__本文__:
·····

第2部 少子化社会対策の具体的実施状況
第2章 きめ細かな少子化対策の推進
第1節 結婚、妊娠・出産、子育ての各段階に応じ、一人一人を支援する。
4 教育
性に関する科学的な知識の普及
生涯を通じた女性の健康支援事業では、保健所、市町村保健センター等において、妊娠、避妊や性感染症を含めた女性の心身の健康に関する相談指導のほか、女性のライフステージに応じた健康教育等を実施している。
また、性感染症に関する特定感染症予防指針においては、性感染症は、10代半ばから20代にかけての若年層における発生の割合が高いことから、性感染症から自分の身体を守るための正確な情報提供を適切な媒体を用いて行うことで、広く理解を得ることが重要であり、保健所等が行う健康教育にあっては、教育関係者及び保護者等と十分に連携し、学校における教育と連動した普及啓発を行うこととしている。
さらに、学習指導要領においては、学校における性に関する指導は、児童生徒の発達の段階に応じて性に関する知識を理解させるとともに、生命の尊重や自己及び他者の個性を尊重し、相手を思いやり、望ましい人間関係を構築するなど、適切な行動を取ることができるようにすることを目的とされており、体育科、保健体育科、特別活動、道徳などを中心に学校教育活動全体を通じて指導することとしている。なお、指導に当たっては、児童生徒の発達の段階を踏まえること、学校全体で共通理解を図ること、保護者の理解を得ることなどに配慮すること、集団指導と個別指導の連携を密にして効果的に行うことなどに配慮することが大切である。
政府では、学校において適切な性に関する指導が実施されるよう、各地域における指導者養成と普及を目的とした研修会等を行ったところである。
妊娠や家庭・家族の役割に関する教育・啓発普及
学習指導要領においては、学校における性に関する指導として、児童生徒が妊娠、出産などに関する知識を確実に身に付け、適切な行動を取ることができるようにすることを目的とされており、これに基づき保健体育科を中心に学校教育活動全体を通して指導が行われている。
また、児童生徒に、家族の一員として家庭生活を大切にする心情をはぐくむことや、子育てや心の安らぎなどの家庭の機能を理解させるとともに、これからの生活を展望し、課題をもって主体的によりよい生活を工夫できる能力と態度を身に付けさせることが重要である。このため、小学校、中学校、高等学校において、発達の段階を踏まえ、関連の深い教科を中心に、家庭・家族の役割への理解を深める教育がなされている。

·····

__記録情報__:
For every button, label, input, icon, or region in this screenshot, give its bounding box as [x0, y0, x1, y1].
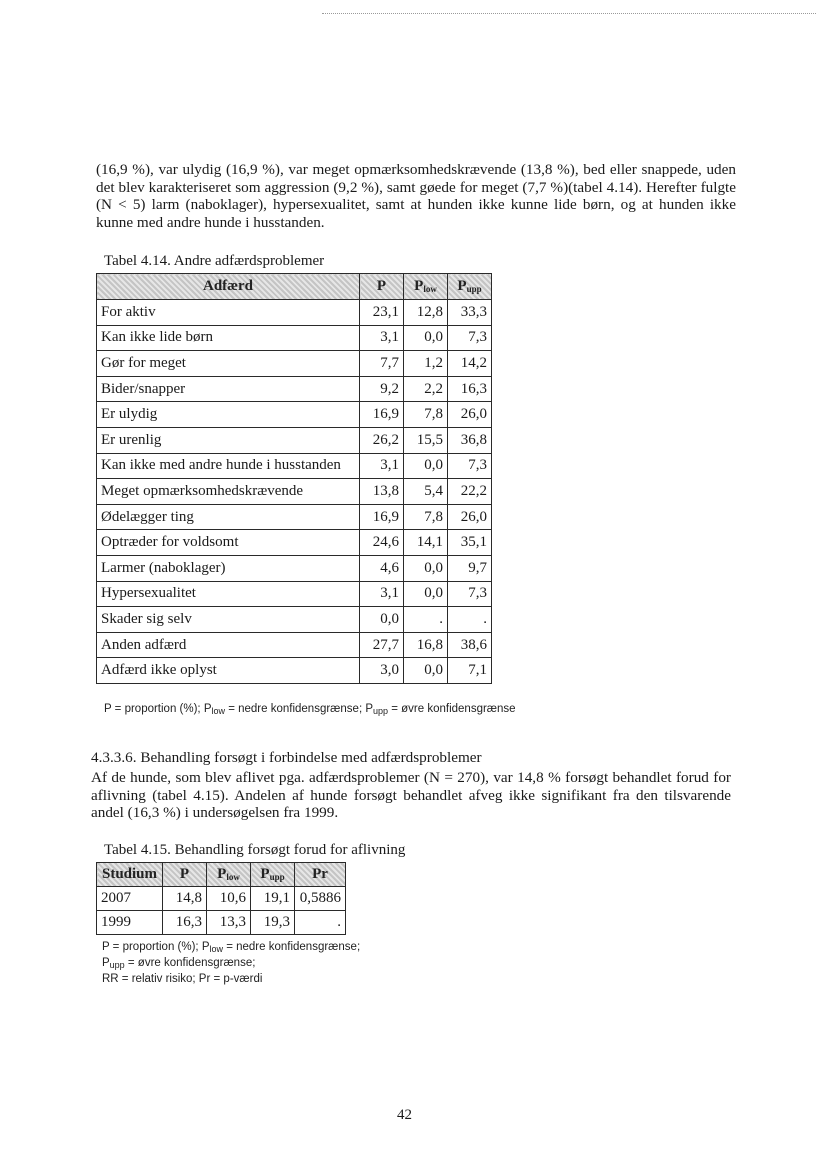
pr-cell: 0,5886 [295, 887, 346, 911]
behavior-cell: Gør for meget [97, 351, 360, 377]
behavior-cell: Kan ikke lide børn [97, 325, 360, 351]
table-row [97, 402, 492, 428]
header-p: P [163, 863, 207, 887]
p-upp-cell: . [448, 607, 492, 633]
table-row [97, 658, 492, 684]
p-low-cell: 13,3 [207, 911, 251, 935]
p-upp-cell: 19,3 [251, 911, 295, 935]
p-low-cell: 14,1 [404, 530, 448, 556]
p-low-cell: 1,2 [404, 351, 448, 377]
p-upp-cell: 36,8 [448, 427, 492, 453]
header-p-upp: $P_{upp}$ [448, 274, 492, 300]
behavior-cell: For aktiv [97, 300, 360, 326]
table-row [97, 325, 492, 351]
pr-cell: . [295, 911, 346, 935]
scan-artifact-line [322, 13, 816, 14]
behavior-cell: Optræder for voldsomt [97, 530, 360, 556]
note-line-2: $P_{upp}$ = øvre konfidensgrænse; [102, 957, 256, 970]
p-cell: 27,7 [360, 632, 404, 658]
p-upp-cell: 16,3 [448, 376, 492, 402]
p-upp-cell: 7,3 [448, 325, 492, 351]
p-cell: 0,0 [360, 607, 404, 633]
p-upp-cell: 35,1 [448, 530, 492, 556]
p-cell: 3,1 [360, 325, 404, 351]
p-cell: 13,8 [360, 479, 404, 505]
header-pr: Pr [295, 863, 346, 887]
behavior-cell: Bider/snapper [97, 376, 360, 402]
table-row [97, 479, 492, 505]
p-low-cell: 16,8 [404, 632, 448, 658]
p-low-cell: 15,5 [404, 427, 448, 453]
p-cell: 3,1 [360, 453, 404, 479]
behavior-cell: Larmer (naboklager) [97, 555, 360, 581]
table-row [97, 453, 492, 479]
p-upp-cell: 26,0 [448, 402, 492, 428]
table-row [97, 581, 492, 607]
header-p-low: $P_{low}$ [404, 274, 448, 300]
section-heading: 4.3.3.6. Behandling forsøgt i forbindelse med adfærdsproblemer [91, 749, 482, 766]
p-low-cell: 0,0 [404, 658, 448, 684]
table-4-15-note [102, 940, 360, 986]
p-cell: 7,7 [360, 351, 404, 377]
paragraph-2: Af de hunde, som blev aflivet pga. adfærdsproblemer (N = 270), var 14,8 % forsøgt behandlet forud for aflivning (tabel 4.15). Andelen af hunde forsøgt behandlet afveg ikke signifikant fra den tilsvarende andel (16,3 %) i undersøgelsen fra 1999. [91, 769, 731, 821]
p-low-cell: 7,8 [404, 504, 448, 530]
behavior-cell: Anden adfærd [97, 632, 360, 658]
p-upp-cell: 7,1 [448, 658, 492, 684]
table-row [97, 427, 492, 453]
p-cell: 16,3 [163, 911, 207, 935]
p-low-cell: 0,0 [404, 555, 448, 581]
p-low-cell: . [404, 607, 448, 633]
p-cell: 3,0 [360, 658, 404, 684]
behavior-cell: Adfærd ikke oplyst [97, 658, 360, 684]
p-low-cell: 10,6 [207, 887, 251, 911]
behavior-cell: Skader sig selv [97, 607, 360, 633]
table-row [97, 607, 492, 633]
table-row [97, 632, 492, 658]
p-cell: 9,2 [360, 376, 404, 402]
p-low-cell: 2,2 [404, 376, 448, 402]
table-4-14-caption: Tabel 4.14. Andre adfærdsproblemer [104, 253, 325, 269]
table-row [97, 300, 492, 326]
behavior-cell: Er ulydig [97, 402, 360, 428]
table-row [97, 530, 492, 556]
study-cell: 1999 [97, 911, 163, 935]
page-number: 42 [397, 1107, 412, 1123]
p-upp-cell: 9,7 [448, 555, 492, 581]
p-cell: 16,9 [360, 504, 404, 530]
behavior-cell: Ødelægger ting [97, 504, 360, 530]
p-cell: 24,6 [360, 530, 404, 556]
p-low-cell: 0,0 [404, 581, 448, 607]
p-upp-cell: 22,2 [448, 479, 492, 505]
table-row [97, 555, 492, 581]
p-cell: 3,1 [360, 581, 404, 607]
p-low-cell: 0,0 [404, 325, 448, 351]
behavior-cell: Kan ikke med andre hunde i husstanden [97, 453, 360, 479]
table-header-row [97, 274, 492, 300]
p-cell: 14,8 [163, 887, 207, 911]
behavior-cell: Er urenlig [97, 427, 360, 453]
table-row [97, 376, 492, 402]
p-low-cell: 12,8 [404, 300, 448, 326]
p-cell: 16,9 [360, 402, 404, 428]
p-upp-cell: 38,6 [448, 632, 492, 658]
table-row [97, 504, 492, 530]
p-cell: 23,1 [360, 300, 404, 326]
table-row [97, 887, 346, 911]
table-4-15-caption: Tabel 4.15. Behandling forsøgt forud for aflivning [104, 842, 406, 858]
table-header-row [97, 863, 346, 887]
table-4-15 [96, 862, 346, 935]
p-upp-cell: 7,3 [448, 453, 492, 479]
header-study: Studium [97, 863, 163, 887]
p-cell: 26,2 [360, 427, 404, 453]
note-line-3: RR = relativ risiko; Pr = p-værdi [102, 973, 263, 985]
paragraph-1: (16,9 %), var ulydig (16,9 %), var meget opmærksomhedskrævende (13,8 %), bed eller snappede, uden det blev karakteriseret som aggression (9,2 %), samt gøede for meget (7,7 %)(tabel 4.14). Herefter fulgte (N < 5) larm (naboklager), hypersexualitet, samt at hunden ikke kunne lide børn, og at hunden ikke kunne med andre hunde i husstanden. [96, 161, 736, 231]
table-row [97, 351, 492, 377]
p-cell: 4,6 [360, 555, 404, 581]
behavior-cell: Meget opmærksomhedskrævende [97, 479, 360, 505]
study-cell: 2007 [97, 887, 163, 911]
p-upp-cell: 26,0 [448, 504, 492, 530]
table-4-14-note: P = proportion (%); $P_{low}$ = nedre konfidensgrænse; $P_{upp}$ = øvre konfidensgrænse [104, 703, 516, 716]
p-low-cell: 0,0 [404, 453, 448, 479]
note-line-1: P = proportion (%); $P_{low}$ = nedre konfidensgrænse; [102, 941, 361, 954]
p-upp-cell: 7,3 [448, 581, 492, 607]
table-row [97, 911, 346, 935]
behavior-cell: Hypersexualitet [97, 581, 360, 607]
header-p-low: $P_{low}$ [207, 863, 251, 887]
header-p: P [360, 274, 404, 300]
p-low-cell: 7,8 [404, 402, 448, 428]
table-4-14 [96, 273, 492, 684]
p-upp-cell: 19,1 [251, 887, 295, 911]
header-p-upp: $P_{upp}$ [251, 863, 295, 887]
p-low-cell: 5,4 [404, 479, 448, 505]
p-upp-cell: 14,2 [448, 351, 492, 377]
p-upp-cell: 33,3 [448, 300, 492, 326]
header-behavior: Adfærd [97, 274, 360, 300]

·····

__問題__:
本文によると、性感染症の発生の割合が高いのはどの年齢層ですか。 記録の行はここでは使いません。

__正解__:
10代半ばから20代にかけての若年層です。